— SHORT PROBLEM —
Pull out every line with the word "防災リテラシー" from the entries below.

— INFORMATION SHOWN —

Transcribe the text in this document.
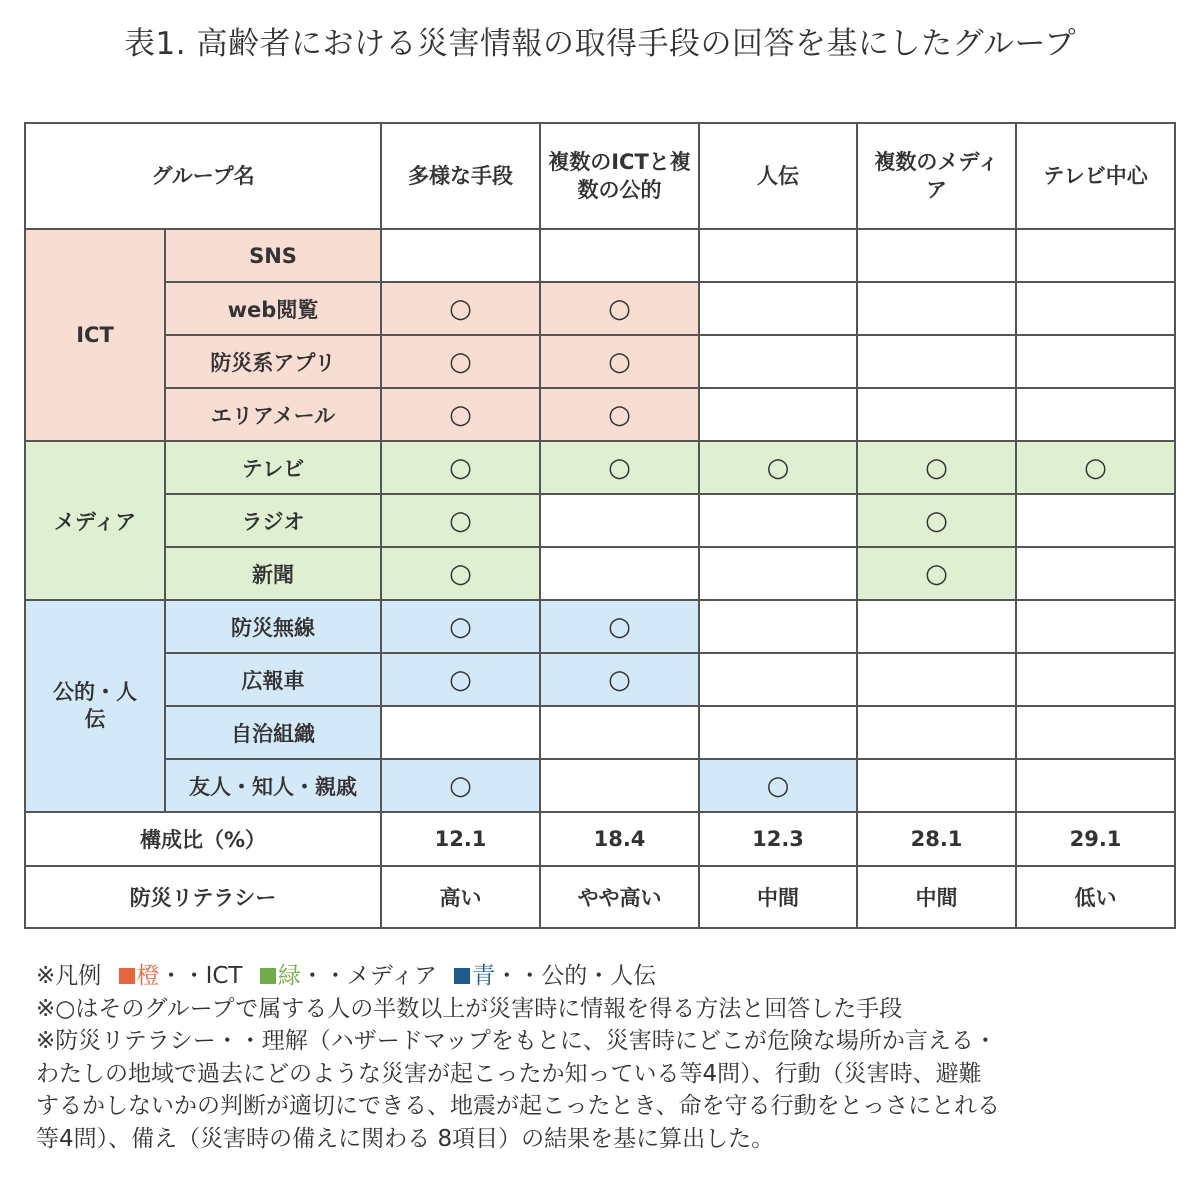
表1. 高齢者における災害情報の取得手段の回答を基にしたグループ
グループ名		多様な手段	複数のICTと複数の公的	人伝	複数のメディア	テレビ中心
ICT	SNS					
	web閲覧	○	○			
	防災系アプリ	○	○			
	エリアメール	○	○			
メディア	テレビ	○	○	○	○	○
	ラジオ	○			○	
	新聞	○			○	
公的・人伝	防災無線	○	○			
	広報車	○	○			
	自治組織					
	友人・知人・親戚	○		○		
構成比（%）		12.1	18.4	12.3	28.1	29.1
防災リテラシー		高い	やや高い	中間	中間	低い
※凡例 橙・・ICT 緑・・メディア 青・・公的・人伝
※○はそのグループで属する人の半数以上が災害時に情報を得る方法と回答した手段
※防災リテラシー・・理解（ハザードマップをもとに、災害時にどこが危険な場所か言える・
わたしの地域で過去にどのような災害が起こったか知っている等4問）、行動（災害時、避難
するかしないかの判断が適切にできる、地震が起こったとき、命を守る行動をとっさにとれる
等4問）、備え（災害時の備えに関わる 8項目）の結果を基に算出した。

— REPLY TO THE TASK —
防災リテラシー		高い	やや高い	中間	中間	低い
※防災リテラシー・・理解（ハザードマップをもとに、災害時にどこが危険な場所か言える・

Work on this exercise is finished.